* STATED TASK:
Wherever the string "Angehörigen" appears in the listing, copy that line.

* EXTRACTED MATERIAL:
* * * * * * * * *

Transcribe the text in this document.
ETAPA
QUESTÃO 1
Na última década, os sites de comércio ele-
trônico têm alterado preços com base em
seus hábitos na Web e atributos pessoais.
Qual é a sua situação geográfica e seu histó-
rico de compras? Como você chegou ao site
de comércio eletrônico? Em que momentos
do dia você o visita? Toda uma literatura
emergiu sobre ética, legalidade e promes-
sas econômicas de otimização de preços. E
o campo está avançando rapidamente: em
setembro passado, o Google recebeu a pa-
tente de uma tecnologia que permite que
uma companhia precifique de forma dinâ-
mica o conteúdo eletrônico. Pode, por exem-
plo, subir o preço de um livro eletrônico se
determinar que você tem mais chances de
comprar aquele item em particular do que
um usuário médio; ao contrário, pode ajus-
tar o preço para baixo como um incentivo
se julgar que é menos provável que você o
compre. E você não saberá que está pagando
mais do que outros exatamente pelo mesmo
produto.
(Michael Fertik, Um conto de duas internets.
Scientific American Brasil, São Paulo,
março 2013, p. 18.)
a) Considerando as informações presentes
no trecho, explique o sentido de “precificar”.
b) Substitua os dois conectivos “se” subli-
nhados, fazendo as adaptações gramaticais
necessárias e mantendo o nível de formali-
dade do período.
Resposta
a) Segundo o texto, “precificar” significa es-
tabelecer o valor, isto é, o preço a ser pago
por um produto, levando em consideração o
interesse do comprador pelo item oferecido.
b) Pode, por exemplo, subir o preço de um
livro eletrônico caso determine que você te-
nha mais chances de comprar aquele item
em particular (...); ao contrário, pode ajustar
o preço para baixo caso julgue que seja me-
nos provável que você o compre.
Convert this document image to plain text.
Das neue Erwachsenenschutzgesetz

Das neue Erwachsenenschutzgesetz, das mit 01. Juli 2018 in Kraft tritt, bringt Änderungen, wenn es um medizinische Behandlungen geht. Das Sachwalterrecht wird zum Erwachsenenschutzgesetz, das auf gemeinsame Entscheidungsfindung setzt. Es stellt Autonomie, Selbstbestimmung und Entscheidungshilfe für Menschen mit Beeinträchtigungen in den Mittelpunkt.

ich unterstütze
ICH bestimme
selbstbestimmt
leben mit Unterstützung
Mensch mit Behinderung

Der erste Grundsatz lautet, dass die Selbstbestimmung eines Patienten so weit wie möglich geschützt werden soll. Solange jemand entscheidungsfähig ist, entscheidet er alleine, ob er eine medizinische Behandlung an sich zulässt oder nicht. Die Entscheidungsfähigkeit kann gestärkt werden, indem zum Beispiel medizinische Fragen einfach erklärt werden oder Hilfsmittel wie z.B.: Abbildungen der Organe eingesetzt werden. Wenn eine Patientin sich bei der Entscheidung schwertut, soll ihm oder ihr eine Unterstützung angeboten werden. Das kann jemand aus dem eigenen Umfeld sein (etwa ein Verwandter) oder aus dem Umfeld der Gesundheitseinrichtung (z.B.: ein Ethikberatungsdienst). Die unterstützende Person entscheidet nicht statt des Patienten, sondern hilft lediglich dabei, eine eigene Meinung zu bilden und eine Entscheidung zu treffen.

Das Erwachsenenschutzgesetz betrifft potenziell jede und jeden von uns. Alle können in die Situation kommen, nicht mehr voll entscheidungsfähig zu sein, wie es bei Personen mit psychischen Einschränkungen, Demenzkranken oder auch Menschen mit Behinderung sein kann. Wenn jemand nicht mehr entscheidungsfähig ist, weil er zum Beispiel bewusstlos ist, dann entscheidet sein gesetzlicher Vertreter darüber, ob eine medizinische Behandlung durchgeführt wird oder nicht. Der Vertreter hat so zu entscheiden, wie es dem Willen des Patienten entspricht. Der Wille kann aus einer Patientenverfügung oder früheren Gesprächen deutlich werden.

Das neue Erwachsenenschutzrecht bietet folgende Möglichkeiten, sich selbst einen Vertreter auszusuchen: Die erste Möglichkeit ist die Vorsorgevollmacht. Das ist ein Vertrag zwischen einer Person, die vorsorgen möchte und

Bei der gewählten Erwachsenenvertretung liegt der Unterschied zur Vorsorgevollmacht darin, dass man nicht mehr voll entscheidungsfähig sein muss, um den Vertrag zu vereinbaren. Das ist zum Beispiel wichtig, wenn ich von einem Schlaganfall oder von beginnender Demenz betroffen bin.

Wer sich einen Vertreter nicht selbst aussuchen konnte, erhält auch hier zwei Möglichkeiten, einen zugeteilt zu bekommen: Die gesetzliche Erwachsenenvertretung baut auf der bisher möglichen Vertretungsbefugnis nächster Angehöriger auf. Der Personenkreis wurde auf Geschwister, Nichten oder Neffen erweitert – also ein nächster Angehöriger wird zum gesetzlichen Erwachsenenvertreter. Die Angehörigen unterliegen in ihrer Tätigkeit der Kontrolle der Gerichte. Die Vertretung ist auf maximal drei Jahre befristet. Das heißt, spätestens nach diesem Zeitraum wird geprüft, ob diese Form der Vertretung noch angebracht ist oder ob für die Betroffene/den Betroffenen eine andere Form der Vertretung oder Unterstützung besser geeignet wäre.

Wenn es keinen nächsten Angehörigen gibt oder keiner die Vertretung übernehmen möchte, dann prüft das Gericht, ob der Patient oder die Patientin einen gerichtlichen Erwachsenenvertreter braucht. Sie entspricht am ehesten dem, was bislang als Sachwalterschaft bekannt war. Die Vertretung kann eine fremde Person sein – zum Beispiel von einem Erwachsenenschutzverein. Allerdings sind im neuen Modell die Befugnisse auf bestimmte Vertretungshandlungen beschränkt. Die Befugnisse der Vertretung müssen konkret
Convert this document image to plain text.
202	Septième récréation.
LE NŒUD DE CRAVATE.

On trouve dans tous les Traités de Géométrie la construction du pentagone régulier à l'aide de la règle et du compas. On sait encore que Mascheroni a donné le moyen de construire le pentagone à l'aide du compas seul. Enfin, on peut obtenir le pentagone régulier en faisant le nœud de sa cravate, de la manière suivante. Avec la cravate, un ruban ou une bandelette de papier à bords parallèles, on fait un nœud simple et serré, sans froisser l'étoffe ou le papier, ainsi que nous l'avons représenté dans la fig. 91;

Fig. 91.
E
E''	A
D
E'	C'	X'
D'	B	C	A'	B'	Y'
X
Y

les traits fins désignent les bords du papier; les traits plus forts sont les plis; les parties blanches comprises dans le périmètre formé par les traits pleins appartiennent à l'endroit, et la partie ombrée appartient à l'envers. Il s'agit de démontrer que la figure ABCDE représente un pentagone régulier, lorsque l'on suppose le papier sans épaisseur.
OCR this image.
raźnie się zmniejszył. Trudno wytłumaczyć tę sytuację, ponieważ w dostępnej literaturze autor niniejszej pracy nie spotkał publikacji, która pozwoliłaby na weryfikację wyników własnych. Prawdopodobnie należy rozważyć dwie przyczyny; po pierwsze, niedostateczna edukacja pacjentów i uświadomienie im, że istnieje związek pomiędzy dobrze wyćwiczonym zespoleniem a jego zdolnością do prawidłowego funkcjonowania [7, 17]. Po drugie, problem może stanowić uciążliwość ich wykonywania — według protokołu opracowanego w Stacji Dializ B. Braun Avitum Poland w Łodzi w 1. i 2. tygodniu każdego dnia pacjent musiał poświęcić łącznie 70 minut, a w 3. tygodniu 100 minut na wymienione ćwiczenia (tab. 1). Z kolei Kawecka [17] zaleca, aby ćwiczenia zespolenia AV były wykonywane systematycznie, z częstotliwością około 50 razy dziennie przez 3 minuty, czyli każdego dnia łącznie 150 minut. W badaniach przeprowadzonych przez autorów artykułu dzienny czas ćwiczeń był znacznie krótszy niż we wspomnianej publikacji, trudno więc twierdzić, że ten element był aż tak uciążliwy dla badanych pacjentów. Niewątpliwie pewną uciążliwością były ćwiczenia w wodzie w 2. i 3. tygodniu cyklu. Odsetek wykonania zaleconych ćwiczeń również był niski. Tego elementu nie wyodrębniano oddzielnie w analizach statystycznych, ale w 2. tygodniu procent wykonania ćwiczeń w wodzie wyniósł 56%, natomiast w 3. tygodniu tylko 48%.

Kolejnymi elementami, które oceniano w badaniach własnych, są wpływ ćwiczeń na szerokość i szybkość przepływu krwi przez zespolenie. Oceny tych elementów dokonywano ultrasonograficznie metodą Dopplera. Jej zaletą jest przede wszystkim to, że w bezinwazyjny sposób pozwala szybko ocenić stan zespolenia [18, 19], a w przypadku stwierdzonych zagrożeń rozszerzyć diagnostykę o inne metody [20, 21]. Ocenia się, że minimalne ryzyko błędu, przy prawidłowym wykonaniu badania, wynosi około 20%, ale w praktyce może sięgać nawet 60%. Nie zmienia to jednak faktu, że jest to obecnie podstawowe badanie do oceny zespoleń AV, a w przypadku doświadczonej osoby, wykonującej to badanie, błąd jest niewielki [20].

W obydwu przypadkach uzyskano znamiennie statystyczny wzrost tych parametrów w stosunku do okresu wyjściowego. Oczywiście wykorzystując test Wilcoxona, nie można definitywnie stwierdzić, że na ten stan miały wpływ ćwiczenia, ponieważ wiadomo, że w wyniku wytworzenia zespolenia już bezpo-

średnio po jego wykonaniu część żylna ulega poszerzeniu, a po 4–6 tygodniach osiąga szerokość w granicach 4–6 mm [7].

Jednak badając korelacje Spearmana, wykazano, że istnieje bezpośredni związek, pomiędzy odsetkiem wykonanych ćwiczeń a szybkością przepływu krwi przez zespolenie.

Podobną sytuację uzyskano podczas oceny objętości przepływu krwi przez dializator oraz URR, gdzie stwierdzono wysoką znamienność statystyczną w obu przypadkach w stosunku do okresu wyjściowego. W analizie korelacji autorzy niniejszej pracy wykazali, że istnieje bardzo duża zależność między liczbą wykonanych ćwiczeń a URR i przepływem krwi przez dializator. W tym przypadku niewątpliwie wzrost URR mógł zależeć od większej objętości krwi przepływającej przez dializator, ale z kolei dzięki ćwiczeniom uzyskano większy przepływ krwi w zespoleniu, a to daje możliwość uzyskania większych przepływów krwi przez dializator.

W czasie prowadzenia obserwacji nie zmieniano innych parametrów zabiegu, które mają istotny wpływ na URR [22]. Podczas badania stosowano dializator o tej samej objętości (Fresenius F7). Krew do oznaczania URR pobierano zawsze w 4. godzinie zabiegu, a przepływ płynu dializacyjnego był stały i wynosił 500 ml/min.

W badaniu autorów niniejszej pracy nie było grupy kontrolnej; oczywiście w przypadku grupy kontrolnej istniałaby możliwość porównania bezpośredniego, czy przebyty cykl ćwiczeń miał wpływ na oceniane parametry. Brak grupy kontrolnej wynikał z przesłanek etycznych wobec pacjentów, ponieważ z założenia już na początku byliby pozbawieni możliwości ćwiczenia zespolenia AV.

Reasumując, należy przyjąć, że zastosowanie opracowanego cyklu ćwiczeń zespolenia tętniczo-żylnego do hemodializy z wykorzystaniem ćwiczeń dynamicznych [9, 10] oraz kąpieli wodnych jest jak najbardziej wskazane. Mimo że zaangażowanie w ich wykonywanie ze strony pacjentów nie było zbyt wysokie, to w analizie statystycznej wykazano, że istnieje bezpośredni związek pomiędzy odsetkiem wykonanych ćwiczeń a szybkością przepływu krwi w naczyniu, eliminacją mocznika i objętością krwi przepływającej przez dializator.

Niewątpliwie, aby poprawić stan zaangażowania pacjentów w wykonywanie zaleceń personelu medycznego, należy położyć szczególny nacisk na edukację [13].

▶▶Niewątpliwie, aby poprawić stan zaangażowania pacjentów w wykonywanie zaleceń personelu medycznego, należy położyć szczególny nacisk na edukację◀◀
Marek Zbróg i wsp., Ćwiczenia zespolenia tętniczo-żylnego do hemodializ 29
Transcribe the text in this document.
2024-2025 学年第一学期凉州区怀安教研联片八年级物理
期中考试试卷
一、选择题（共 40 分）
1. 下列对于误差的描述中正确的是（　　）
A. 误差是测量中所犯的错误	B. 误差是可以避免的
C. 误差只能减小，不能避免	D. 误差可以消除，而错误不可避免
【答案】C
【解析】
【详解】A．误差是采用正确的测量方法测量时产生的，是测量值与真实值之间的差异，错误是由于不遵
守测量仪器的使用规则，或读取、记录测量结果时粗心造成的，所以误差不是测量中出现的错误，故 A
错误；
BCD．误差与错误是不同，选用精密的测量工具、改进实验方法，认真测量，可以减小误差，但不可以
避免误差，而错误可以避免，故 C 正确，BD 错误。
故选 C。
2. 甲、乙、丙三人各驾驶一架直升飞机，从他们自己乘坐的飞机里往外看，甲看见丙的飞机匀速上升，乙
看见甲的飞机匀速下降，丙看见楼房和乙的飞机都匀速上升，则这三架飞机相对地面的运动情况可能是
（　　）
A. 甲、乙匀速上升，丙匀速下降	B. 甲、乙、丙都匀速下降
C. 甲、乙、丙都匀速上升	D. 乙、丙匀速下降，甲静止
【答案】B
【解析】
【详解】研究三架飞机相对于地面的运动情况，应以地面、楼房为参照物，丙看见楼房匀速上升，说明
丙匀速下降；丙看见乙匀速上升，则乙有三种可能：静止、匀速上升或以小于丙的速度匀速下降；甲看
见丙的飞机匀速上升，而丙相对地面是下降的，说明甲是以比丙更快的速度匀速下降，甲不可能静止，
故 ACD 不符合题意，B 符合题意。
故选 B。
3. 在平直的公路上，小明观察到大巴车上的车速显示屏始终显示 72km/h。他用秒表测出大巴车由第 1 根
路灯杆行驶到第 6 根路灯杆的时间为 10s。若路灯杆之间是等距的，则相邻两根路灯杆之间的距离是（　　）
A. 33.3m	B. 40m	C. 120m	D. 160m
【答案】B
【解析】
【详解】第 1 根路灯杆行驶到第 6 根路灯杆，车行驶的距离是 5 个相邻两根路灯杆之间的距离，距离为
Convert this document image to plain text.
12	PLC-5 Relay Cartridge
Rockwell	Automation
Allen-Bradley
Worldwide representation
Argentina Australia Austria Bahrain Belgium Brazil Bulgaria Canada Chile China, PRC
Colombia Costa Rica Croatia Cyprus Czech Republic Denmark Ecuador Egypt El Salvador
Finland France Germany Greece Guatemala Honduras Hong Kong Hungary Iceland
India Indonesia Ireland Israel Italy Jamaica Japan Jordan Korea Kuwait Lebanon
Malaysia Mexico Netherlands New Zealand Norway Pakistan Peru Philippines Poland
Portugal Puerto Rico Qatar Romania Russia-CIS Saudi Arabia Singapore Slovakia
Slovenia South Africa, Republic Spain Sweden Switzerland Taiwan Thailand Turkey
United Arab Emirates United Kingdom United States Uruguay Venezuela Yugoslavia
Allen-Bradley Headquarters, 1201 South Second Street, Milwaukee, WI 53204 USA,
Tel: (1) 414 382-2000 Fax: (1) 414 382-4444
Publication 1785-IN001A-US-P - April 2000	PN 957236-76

* * * * * * * * *

* TASK RESPONSE:
Wer sich einen Vertreter nicht selbst aussuchen konnte, erhält auch hier zwei Möglichkeiten, einen zugeteilt zu bekommen: Die gesetzliche Erwachsenenvertretung baut auf der bisher möglichen Vertretungsbefugnis nächster Angehöriger auf. Der Personenkreis wurde auf Geschwister, Nichten oder Neffen erweitert – also ein nächster Angehöriger wird zum gesetzlichen Erwachsenenvertreter. Die Angehörigen unterliegen in ihrer Tätigkeit der Kontrolle der Gerichte. Die Vertretung ist auf maximal drei Jahre befristet. Das heißt, spätestens nach diesem Zeitraum wird geprüft, ob diese Form der Vertretung noch angebracht ist oder ob für die Betroffene/den Betroffenen eine andere Form der Vertretung oder Unterstützung besser geeignet wäre.
Wenn es keinen nächsten Angehörigen gibt oder keiner die Vertretung übernehmen möchte, dann prüft das Gericht, ob der Patient oder die Patientin einen gerichtlichen Erwachsenenvertreter braucht. Sie entspricht am ehesten dem, was bislang als Sachwalterschaft bekannt war. Die Vertretung kann eine fremde Person sein – zum Beispiel von einem Erwachsenenschutzverein. Allerdings sind im neuen Modell die Befugnisse auf bestimmte Vertretungshandlungen beschränkt. Die Befugnisse der Vertretung müssen konkret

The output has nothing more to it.